Pick out each line containing the string "POSLOVNI" and copy it.

— begin Dataset rows —

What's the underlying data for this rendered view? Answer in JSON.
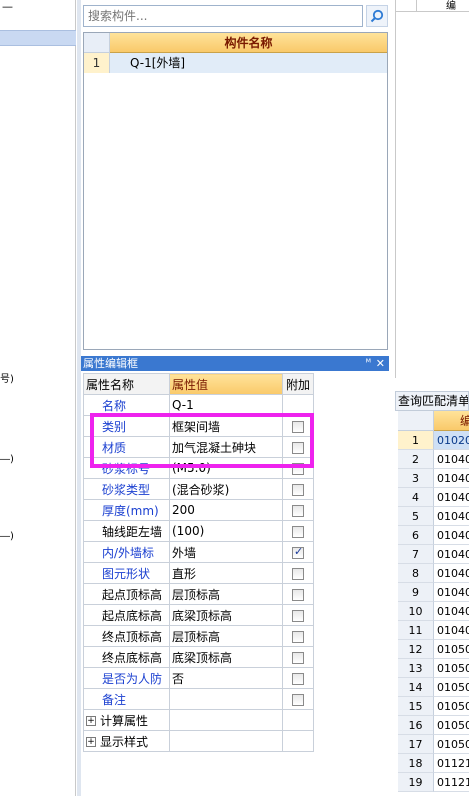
{
  "left_strip": {
    "header_glyph": "—",
    "edge_glyphs": [
      "号)",
      "―)",
      "―)"
    ]
  },
  "search": {
    "placeholder": "搜索构件...",
    "icon": "search-icon"
  },
  "component_list": {
    "column_header": "构件名称",
    "rows": [
      {
        "index": "1",
        "name": "Q-1[外墙]"
      }
    ]
  },
  "property_editor": {
    "title": "属性编辑框",
    "pin_icon": "pin-icon",
    "close_icon": "close-icon",
    "headers": {
      "name": "属性名称",
      "value": "属性值",
      "extra": "附加"
    },
    "rows": [
      {
        "name": "名称",
        "value": "Q-1"
      },
      {
        "name": "类别",
        "value": "框架间墙"
      },
      {
        "name": "材质",
        "value": "加气混凝土砷块"
      },
      {
        "name": "砂浆标号",
        "value": "(M5.0)"
      },
      {
        "name": "砂浆类型",
        "value": "(混合砂浆)"
      },
      {
        "name": "厚度(mm)",
        "value": "200"
      },
      {
        "name": "轴线距左墙",
        "value": "(100)"
      },
      {
        "name": "内/外墙标",
        "value": "外墙",
        "checked": true
      },
      {
        "name": "图元形状",
        "value": "直形"
      },
      {
        "name": "起点顶标高",
        "value": "层顶标高"
      },
      {
        "name": "起点底标高",
        "value": "底梁顶标高"
      },
      {
        "name": "终点顶标高",
        "value": "层顶标高"
      },
      {
        "name": "终点底标高",
        "value": "底梁顶标高"
      },
      {
        "name": "是否为人防",
        "value": "否"
      },
      {
        "name": "备注",
        "value": ""
      }
    ],
    "groups": [
      {
        "label": "计算属性"
      },
      {
        "label": "显示样式"
      }
    ],
    "expander_glyph": "+"
  },
  "right_top": {
    "header_text": "编"
  },
  "query_panel": {
    "title": "查询匹配清单",
    "column_header": "编",
    "rows": [
      {
        "index": "1",
        "code": "01020"
      },
      {
        "index": "2",
        "code": "01040"
      },
      {
        "index": "3",
        "code": "01040"
      },
      {
        "index": "4",
        "code": "01040"
      },
      {
        "index": "5",
        "code": "01040"
      },
      {
        "index": "6",
        "code": "01040"
      },
      {
        "index": "7",
        "code": "01040"
      },
      {
        "index": "8",
        "code": "01040"
      },
      {
        "index": "9",
        "code": "01040"
      },
      {
        "index": "10",
        "code": "01040"
      },
      {
        "index": "11",
        "code": "01040"
      },
      {
        "index": "12",
        "code": "01050"
      },
      {
        "index": "13",
        "code": "01050"
      },
      {
        "index": "14",
        "code": "01050"
      },
      {
        "index": "15",
        "code": "01050"
      },
      {
        "index": "16",
        "code": "01050"
      },
      {
        "index": "17",
        "code": "01050"
      },
      {
        "index": "18",
        "code": "01121"
      },
      {
        "index": "19",
        "code": "01121"
      }
    ]
  },
  "colors": {
    "highlight": "#ee22ee",
    "titlebar": "#3a78d0",
    "header_gold": "#f9c96a",
    "link_blue": "#1a3fd0"
  }
}
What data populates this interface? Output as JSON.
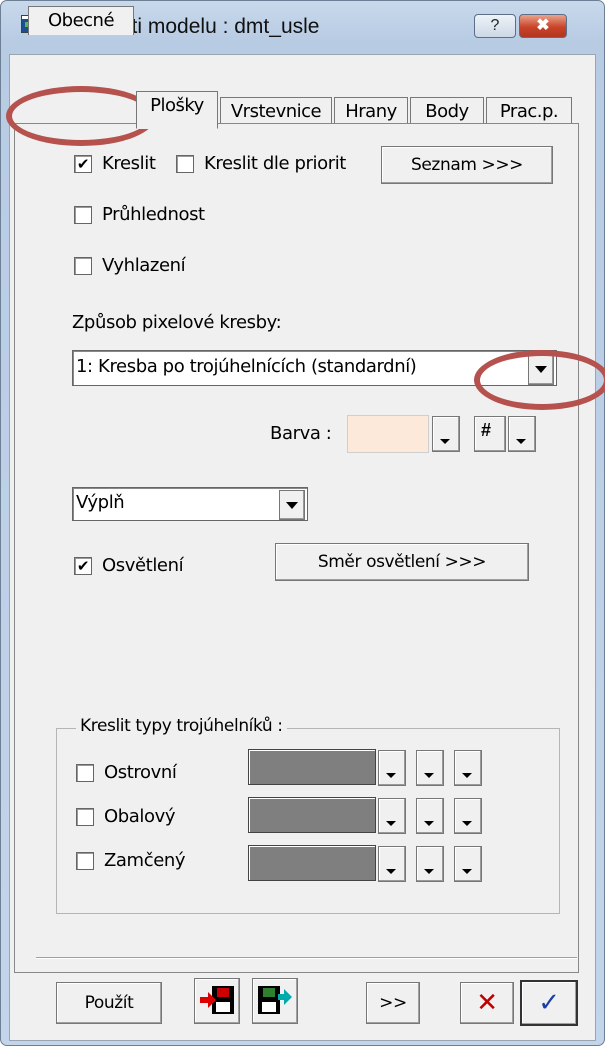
{
  "window": {
    "title": "Vlastnosti modelu : dmt_usle",
    "help_label": "?",
    "close_label": "✖"
  },
  "tabs": [
    {
      "label": "Obecné"
    },
    {
      "label": "Plošky"
    },
    {
      "label": "Vrstevnice"
    },
    {
      "label": "Hrany"
    },
    {
      "label": "Body"
    },
    {
      "label": "Prac.p."
    }
  ],
  "active_tab": "Plošky",
  "options": {
    "kreslit": {
      "label": "Kreslit",
      "checked": true
    },
    "kreslit_dle_priorit": {
      "label": "Kreslit dle priorit",
      "checked": false
    },
    "seznam_button": "Seznam >>>",
    "pruhlednost": {
      "label": "Průhlednost",
      "checked": false
    },
    "vyhlazeni": {
      "label": "Vyhlazení",
      "checked": false
    }
  },
  "pixel_mode": {
    "label": "Způsob pixelové kresby:",
    "value": "1: Kresba po trojúhelnících (standardní)"
  },
  "color": {
    "label": "Barva :",
    "swatch_color": "#fde9d9"
  },
  "fill": {
    "value": "Výplň"
  },
  "lighting": {
    "label": "Osvětlení",
    "checked": true,
    "direction_button": "Směr osvětlení >>>"
  },
  "triangle_types": {
    "title": "Kreslit typy trojúhelníků :",
    "items": [
      {
        "label": "Ostrovní",
        "checked": false
      },
      {
        "label": "Obalový",
        "checked": false
      },
      {
        "label": "Zamčený",
        "checked": false
      }
    ],
    "swatch_color": "#7f7f7f"
  },
  "footer": {
    "apply_label": "Použít",
    "more_label": ">>",
    "cancel_label": "✕",
    "ok_label": "✓"
  },
  "annotation_color": "#b5524e"
}
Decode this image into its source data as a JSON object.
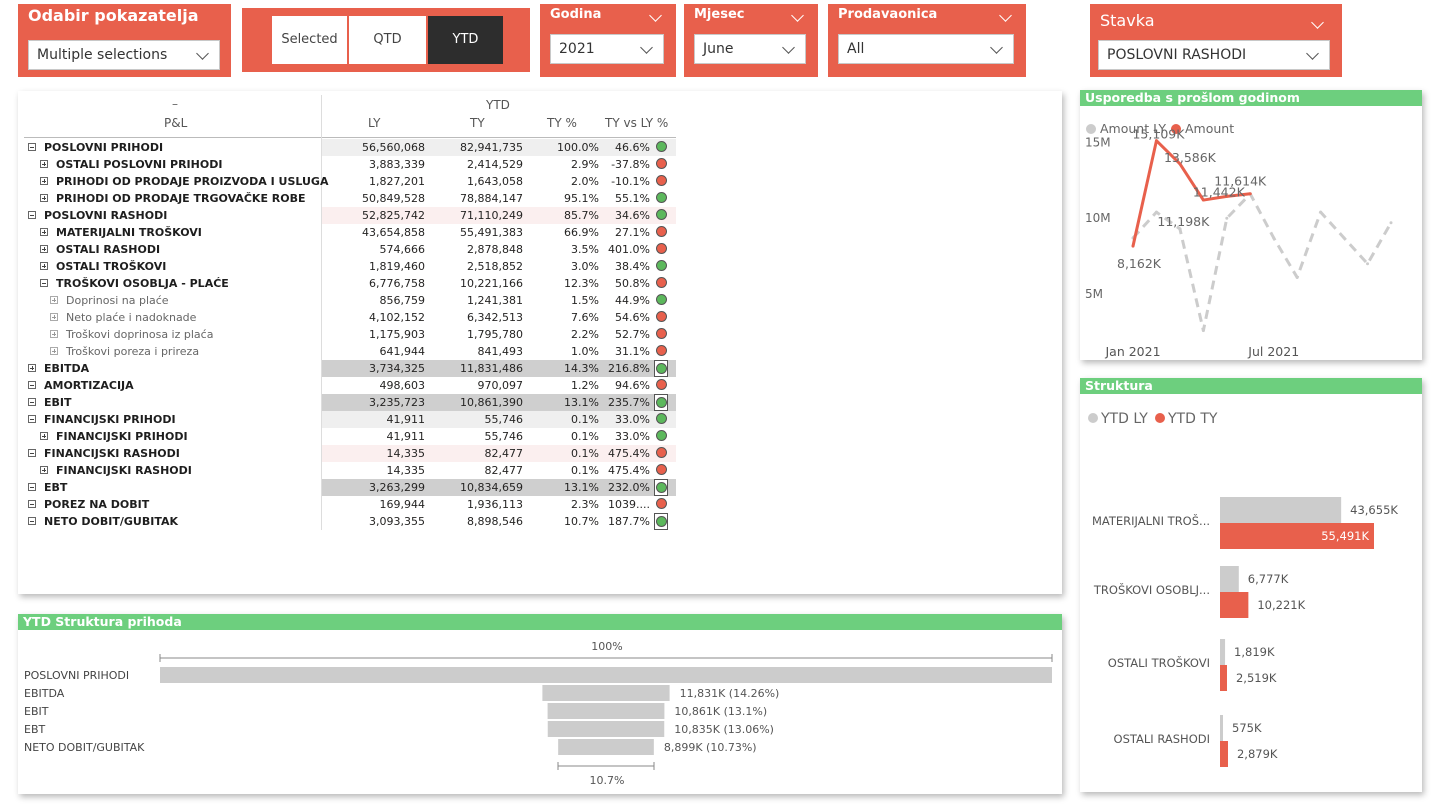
{
  "slicers": {
    "pokazatelj": {
      "title": "Odabir pokazatelja",
      "value": "Multiple selections"
    },
    "period": {
      "options": [
        "Selected",
        "QTD",
        "YTD"
      ],
      "active": "YTD"
    },
    "godina": {
      "title": "Godina",
      "value": "2021"
    },
    "mjesec": {
      "title": "Mjesec",
      "value": "June"
    },
    "prodavaonica": {
      "title": "Prodavaonica",
      "value": "All"
    },
    "stavka": {
      "title": "Stavka",
      "value": "POSLOVNI RASHODI"
    }
  },
  "colors": {
    "accent": "#E8604C",
    "green": "#6DCF7E",
    "grey": "#CCCCCC",
    "dot_green": "#5CB85C",
    "dot_red": "#E8604C"
  },
  "matrix": {
    "dash": "–",
    "group_header": "YTD",
    "row_header": "P&L",
    "columns": [
      "LY",
      "TY",
      "TY %",
      "TY vs LY %"
    ],
    "rows": [
      {
        "label": "POSLOVNI PRIHODI",
        "level": 0,
        "icon": "minus",
        "bold": true,
        "bg": "#EFEFEF",
        "ly": "56,560,068",
        "ty": "82,941,735",
        "typ": "100.0%",
        "vs": "46.6%",
        "dot": "green",
        "boxed": false
      },
      {
        "label": "OSTALI POSLOVNI PRIHODI",
        "level": 1,
        "icon": "plus",
        "bold": false,
        "bg": "",
        "ly": "3,883,339",
        "ty": "2,414,529",
        "typ": "2.9%",
        "vs": "-37.8%",
        "dot": "red",
        "boxed": false
      },
      {
        "label": "PRIHODI OD PRODAJE PROIZVODA I USLUGA",
        "level": 1,
        "icon": "plus",
        "bold": false,
        "bg": "",
        "ly": "1,827,201",
        "ty": "1,643,058",
        "typ": "2.0%",
        "vs": "-10.1%",
        "dot": "red",
        "boxed": false
      },
      {
        "label": "PRIHODI OD PRODAJE TRGOVAČKE ROBE",
        "level": 1,
        "icon": "plus",
        "bold": false,
        "bg": "",
        "ly": "50,849,528",
        "ty": "78,884,147",
        "typ": "95.1%",
        "vs": "55.1%",
        "dot": "green",
        "boxed": false
      },
      {
        "label": "POSLOVNI RASHODI",
        "level": 0,
        "icon": "minus",
        "bold": false,
        "bg": "#FBEFEF",
        "ly": "52,825,742",
        "ty": "71,110,249",
        "typ": "85.7%",
        "vs": "34.6%",
        "dot": "green",
        "boxed": false
      },
      {
        "label": "MATERIJALNI TROŠKOVI",
        "level": 1,
        "icon": "plus",
        "bold": false,
        "bg": "",
        "ly": "43,654,858",
        "ty": "55,491,383",
        "typ": "66.9%",
        "vs": "27.1%",
        "dot": "red",
        "boxed": false
      },
      {
        "label": "OSTALI RASHODI",
        "level": 1,
        "icon": "plus",
        "bold": false,
        "bg": "",
        "ly": "574,666",
        "ty": "2,878,848",
        "typ": "3.5%",
        "vs": "401.0%",
        "dot": "red",
        "boxed": false
      },
      {
        "label": "OSTALI TROŠKOVI",
        "level": 1,
        "icon": "plus",
        "bold": false,
        "bg": "",
        "ly": "1,819,460",
        "ty": "2,518,852",
        "typ": "3.0%",
        "vs": "38.4%",
        "dot": "green",
        "boxed": false
      },
      {
        "label": "TROŠKOVI OSOBLJA - PLAĆE",
        "level": 1,
        "icon": "minus",
        "bold": false,
        "bg": "",
        "ly": "6,776,758",
        "ty": "10,221,166",
        "typ": "12.3%",
        "vs": "50.8%",
        "dot": "red",
        "boxed": false
      },
      {
        "label": "Doprinosi na plaće",
        "level": 2,
        "icon": "plus",
        "bold": false,
        "bg": "",
        "ly": "856,759",
        "ty": "1,241,381",
        "typ": "1.5%",
        "vs": "44.9%",
        "dot": "green",
        "boxed": false
      },
      {
        "label": "Neto plaće i nadoknade",
        "level": 2,
        "icon": "plus",
        "bold": false,
        "bg": "",
        "ly": "4,102,152",
        "ty": "6,342,513",
        "typ": "7.6%",
        "vs": "54.6%",
        "dot": "red",
        "boxed": false
      },
      {
        "label": "Troškovi doprinosa iz plaća",
        "level": 2,
        "icon": "plus",
        "bold": false,
        "bg": "",
        "ly": "1,175,903",
        "ty": "1,795,780",
        "typ": "2.2%",
        "vs": "52.7%",
        "dot": "red",
        "boxed": false
      },
      {
        "label": "Troškovi poreza i prireza",
        "level": 2,
        "icon": "plus",
        "bold": false,
        "bg": "",
        "ly": "641,944",
        "ty": "841,493",
        "typ": "1.0%",
        "vs": "31.1%",
        "dot": "red",
        "boxed": false
      },
      {
        "label": "EBITDA",
        "level": 0,
        "icon": "plus",
        "bold": false,
        "bg": "#CFCFCF",
        "ly": "3,734,325",
        "ty": "11,831,486",
        "typ": "14.3%",
        "vs": "216.8%",
        "dot": "green",
        "boxed": true
      },
      {
        "label": "AMORTIZACIJA",
        "level": 0,
        "icon": "minus",
        "bold": false,
        "bg": "",
        "ly": "498,603",
        "ty": "970,097",
        "typ": "1.2%",
        "vs": "94.6%",
        "dot": "red",
        "boxed": false
      },
      {
        "label": "EBIT",
        "level": 0,
        "icon": "minus",
        "bold": false,
        "bg": "#CFCFCF",
        "ly": "3,235,723",
        "ty": "10,861,390",
        "typ": "13.1%",
        "vs": "235.7%",
        "dot": "green",
        "boxed": true
      },
      {
        "label": "FINANCIJSKI PRIHODI",
        "level": 0,
        "icon": "minus",
        "bold": false,
        "bg": "#EFEFEF",
        "ly": "41,911",
        "ty": "55,746",
        "typ": "0.1%",
        "vs": "33.0%",
        "dot": "green",
        "boxed": false
      },
      {
        "label": "FINANCIJSKI PRIHODI",
        "level": 1,
        "icon": "plus",
        "bold": false,
        "bg": "",
        "ly": "41,911",
        "ty": "55,746",
        "typ": "0.1%",
        "vs": "33.0%",
        "dot": "green",
        "boxed": false
      },
      {
        "label": "FINANCIJSKI RASHODI",
        "level": 0,
        "icon": "minus",
        "bold": false,
        "bg": "#FBEFEF",
        "ly": "14,335",
        "ty": "82,477",
        "typ": "0.1%",
        "vs": "475.4%",
        "dot": "red",
        "boxed": false
      },
      {
        "label": "FINANCIJSKI RASHODI",
        "level": 1,
        "icon": "plus",
        "bold": false,
        "bg": "",
        "ly": "14,335",
        "ty": "82,477",
        "typ": "0.1%",
        "vs": "475.4%",
        "dot": "red",
        "boxed": false
      },
      {
        "label": "EBT",
        "level": 0,
        "icon": "minus",
        "bold": false,
        "bg": "#CFCFCF",
        "ly": "3,263,299",
        "ty": "10,834,659",
        "typ": "13.1%",
        "vs": "232.0%",
        "dot": "green",
        "boxed": true
      },
      {
        "label": "POREZ NA DOBIT",
        "level": 0,
        "icon": "minus",
        "bold": false,
        "bg": "",
        "ly": "169,944",
        "ty": "1,936,113",
        "typ": "2.3%",
        "vs": "1039....",
        "dot": "red",
        "boxed": false
      },
      {
        "label": "NETO DOBIT/GUBITAK",
        "level": 0,
        "icon": "minus",
        "bold": false,
        "bg": "",
        "ly": "3,093,355",
        "ty": "8,898,546",
        "typ": "10.7%",
        "vs": "187.7%",
        "dot": "green",
        "boxed": true
      }
    ]
  },
  "chart_data": [
    {
      "type": "line",
      "title": "Usporedba s prošlom godinom",
      "legend": [
        "Amount LY",
        "Amount"
      ],
      "legend_position": "top-left",
      "x_ticks": [
        "Jan 2021",
        "Jul 2021"
      ],
      "y_ticks": [
        "5M",
        "10M",
        "15M"
      ],
      "ylim": [
        0,
        17000000
      ],
      "grid": false,
      "series": [
        {
          "name": "Amount LY",
          "style": "dashed",
          "color": "#CCCCCC",
          "values": [
            8700000,
            10400000,
            9300000,
            2600000,
            10000000,
            11600000,
            8700000,
            6100000,
            10400000,
            8700000,
            7000000,
            9700000
          ]
        },
        {
          "name": "Amount",
          "style": "solid",
          "color": "#E8604C",
          "values": [
            8162000,
            15109000,
            13586000,
            11198000,
            11442000,
            11614000
          ],
          "labels": [
            "8,162K",
            "15,109K",
            "13,586K",
            "11,198K",
            "11,442K",
            "11,614K"
          ]
        }
      ]
    },
    {
      "type": "bar",
      "orientation": "horizontal",
      "title": "Struktura",
      "legend": [
        "YTD LY",
        "YTD TY"
      ],
      "legend_position": "top-left",
      "categories": [
        "MATERIJALNI TROŠ...",
        "TROŠKOVI OSOBLJ...",
        "OSTALI TROŠKOVI",
        "OSTALI RASHODI"
      ],
      "series": [
        {
          "name": "YTD LY",
          "color": "#CCCCCC",
          "values": [
            43655,
            6777,
            1819,
            575
          ],
          "labels": [
            "43,655K",
            "6,777K",
            "1,819K",
            "575K"
          ]
        },
        {
          "name": "YTD TY",
          "color": "#E8604C",
          "values": [
            55491,
            10221,
            2519,
            2879
          ],
          "labels": [
            "55,491K",
            "10,221K",
            "2,519K",
            "2,879K"
          ]
        }
      ],
      "xlim": [
        0,
        55491
      ]
    },
    {
      "type": "bar",
      "subtype": "funnel",
      "title": "YTD Struktura prihoda",
      "categories": [
        "POSLOVNI PRIHODI",
        "EBITDA",
        "EBIT",
        "EBT",
        "NETO DOBIT/GUBITAK"
      ],
      "values": [
        82941735,
        11831486,
        10861390,
        10834659,
        8898546
      ],
      "labels": [
        "",
        "11,831K (14.26%)",
        "10,861K (13.1%)",
        "10,835K (13.06%)",
        "8,899K (10.73%)"
      ],
      "top_label": "100%",
      "bottom_label": "10.7%",
      "color": "#CCCCCC"
    }
  ]
}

— end Dataset rows —

Problem solution
      "value": "POSLOVNI RASHODI"
        "label": "POSLOVNI PRIHODI",
        "label": "OSTALI POSLOVNI PRIHODI",
        "label": "POSLOVNI RASHODI",
        "POSLOVNI PRIHODI",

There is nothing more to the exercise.